(Problem statement)
Go through the entries one line at a time, and gather every line that has the word "caption".

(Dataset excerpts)

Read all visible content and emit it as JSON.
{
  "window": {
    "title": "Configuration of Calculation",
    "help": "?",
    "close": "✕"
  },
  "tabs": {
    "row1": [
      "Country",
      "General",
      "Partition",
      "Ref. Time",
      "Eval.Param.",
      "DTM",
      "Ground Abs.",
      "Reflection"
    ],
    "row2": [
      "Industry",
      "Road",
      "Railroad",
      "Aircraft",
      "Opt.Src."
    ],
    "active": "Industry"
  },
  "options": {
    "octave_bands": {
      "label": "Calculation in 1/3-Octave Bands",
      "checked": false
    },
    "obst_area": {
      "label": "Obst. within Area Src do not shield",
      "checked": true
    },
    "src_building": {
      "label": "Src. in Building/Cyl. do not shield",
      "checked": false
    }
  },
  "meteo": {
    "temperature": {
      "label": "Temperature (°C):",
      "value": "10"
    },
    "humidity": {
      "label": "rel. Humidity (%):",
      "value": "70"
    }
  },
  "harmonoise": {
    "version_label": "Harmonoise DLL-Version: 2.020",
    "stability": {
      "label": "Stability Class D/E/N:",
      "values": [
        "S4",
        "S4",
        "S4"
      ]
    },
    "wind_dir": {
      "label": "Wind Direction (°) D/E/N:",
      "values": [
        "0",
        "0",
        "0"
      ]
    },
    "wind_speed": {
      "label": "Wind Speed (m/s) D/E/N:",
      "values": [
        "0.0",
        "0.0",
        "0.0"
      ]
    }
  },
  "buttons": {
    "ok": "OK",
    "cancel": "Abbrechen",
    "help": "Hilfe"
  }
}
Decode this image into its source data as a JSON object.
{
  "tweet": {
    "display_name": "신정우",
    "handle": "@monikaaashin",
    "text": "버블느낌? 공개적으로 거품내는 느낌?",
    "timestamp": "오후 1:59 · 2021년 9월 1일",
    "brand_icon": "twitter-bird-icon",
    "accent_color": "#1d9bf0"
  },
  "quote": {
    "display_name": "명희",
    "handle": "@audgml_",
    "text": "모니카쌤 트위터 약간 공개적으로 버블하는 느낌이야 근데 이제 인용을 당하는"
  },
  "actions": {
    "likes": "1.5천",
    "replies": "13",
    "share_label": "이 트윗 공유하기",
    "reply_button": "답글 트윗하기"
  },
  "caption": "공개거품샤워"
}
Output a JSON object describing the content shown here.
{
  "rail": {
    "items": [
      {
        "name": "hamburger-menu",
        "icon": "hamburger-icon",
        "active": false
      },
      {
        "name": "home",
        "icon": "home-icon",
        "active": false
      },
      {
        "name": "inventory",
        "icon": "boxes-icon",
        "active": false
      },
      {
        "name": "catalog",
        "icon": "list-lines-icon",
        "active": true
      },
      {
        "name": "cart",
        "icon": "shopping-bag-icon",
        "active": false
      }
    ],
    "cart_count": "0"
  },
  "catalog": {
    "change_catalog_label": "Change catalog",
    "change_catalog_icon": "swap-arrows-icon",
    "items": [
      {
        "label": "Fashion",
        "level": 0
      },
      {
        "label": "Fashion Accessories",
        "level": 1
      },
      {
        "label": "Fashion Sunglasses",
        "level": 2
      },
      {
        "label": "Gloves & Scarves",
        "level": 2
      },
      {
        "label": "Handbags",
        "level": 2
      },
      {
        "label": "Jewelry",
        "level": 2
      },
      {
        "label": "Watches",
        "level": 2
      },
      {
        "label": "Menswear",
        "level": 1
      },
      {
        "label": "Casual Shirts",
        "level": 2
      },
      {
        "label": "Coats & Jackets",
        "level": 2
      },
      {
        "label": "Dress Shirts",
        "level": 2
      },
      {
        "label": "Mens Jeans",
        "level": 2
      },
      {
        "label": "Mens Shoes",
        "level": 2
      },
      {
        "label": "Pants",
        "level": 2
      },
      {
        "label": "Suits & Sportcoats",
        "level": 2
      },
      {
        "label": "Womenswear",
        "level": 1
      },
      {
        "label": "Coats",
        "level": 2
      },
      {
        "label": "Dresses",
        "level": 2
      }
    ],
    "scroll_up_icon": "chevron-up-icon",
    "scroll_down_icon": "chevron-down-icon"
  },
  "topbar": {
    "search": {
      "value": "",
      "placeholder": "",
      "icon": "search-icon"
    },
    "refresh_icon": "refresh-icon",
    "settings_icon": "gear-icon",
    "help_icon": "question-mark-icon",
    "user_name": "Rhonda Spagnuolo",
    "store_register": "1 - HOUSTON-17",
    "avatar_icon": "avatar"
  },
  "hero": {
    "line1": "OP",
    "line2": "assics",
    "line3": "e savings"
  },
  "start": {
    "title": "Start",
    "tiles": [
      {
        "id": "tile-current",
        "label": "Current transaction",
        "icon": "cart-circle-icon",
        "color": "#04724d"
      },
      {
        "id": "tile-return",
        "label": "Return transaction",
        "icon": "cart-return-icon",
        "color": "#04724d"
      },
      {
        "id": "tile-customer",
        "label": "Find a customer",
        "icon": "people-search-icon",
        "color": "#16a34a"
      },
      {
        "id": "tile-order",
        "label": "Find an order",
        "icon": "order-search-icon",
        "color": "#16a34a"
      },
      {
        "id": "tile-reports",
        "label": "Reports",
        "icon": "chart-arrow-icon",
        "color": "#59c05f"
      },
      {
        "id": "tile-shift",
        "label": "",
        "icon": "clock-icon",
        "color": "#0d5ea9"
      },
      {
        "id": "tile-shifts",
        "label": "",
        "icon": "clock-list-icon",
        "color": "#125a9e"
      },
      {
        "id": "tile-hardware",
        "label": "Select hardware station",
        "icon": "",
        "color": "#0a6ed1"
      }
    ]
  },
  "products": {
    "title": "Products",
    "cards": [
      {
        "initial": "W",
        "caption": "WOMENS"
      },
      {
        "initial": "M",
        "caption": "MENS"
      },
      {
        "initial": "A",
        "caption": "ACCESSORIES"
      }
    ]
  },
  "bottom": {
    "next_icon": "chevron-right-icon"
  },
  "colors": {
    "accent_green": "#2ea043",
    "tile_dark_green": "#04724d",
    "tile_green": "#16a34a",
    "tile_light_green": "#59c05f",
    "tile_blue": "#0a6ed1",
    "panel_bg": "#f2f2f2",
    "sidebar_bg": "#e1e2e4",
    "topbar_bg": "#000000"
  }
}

(Task result)
  "caption": "공개거품샤워"
        "caption": "WOMENS"
        "caption": "MENS"
        "caption": "ACCESSORIES"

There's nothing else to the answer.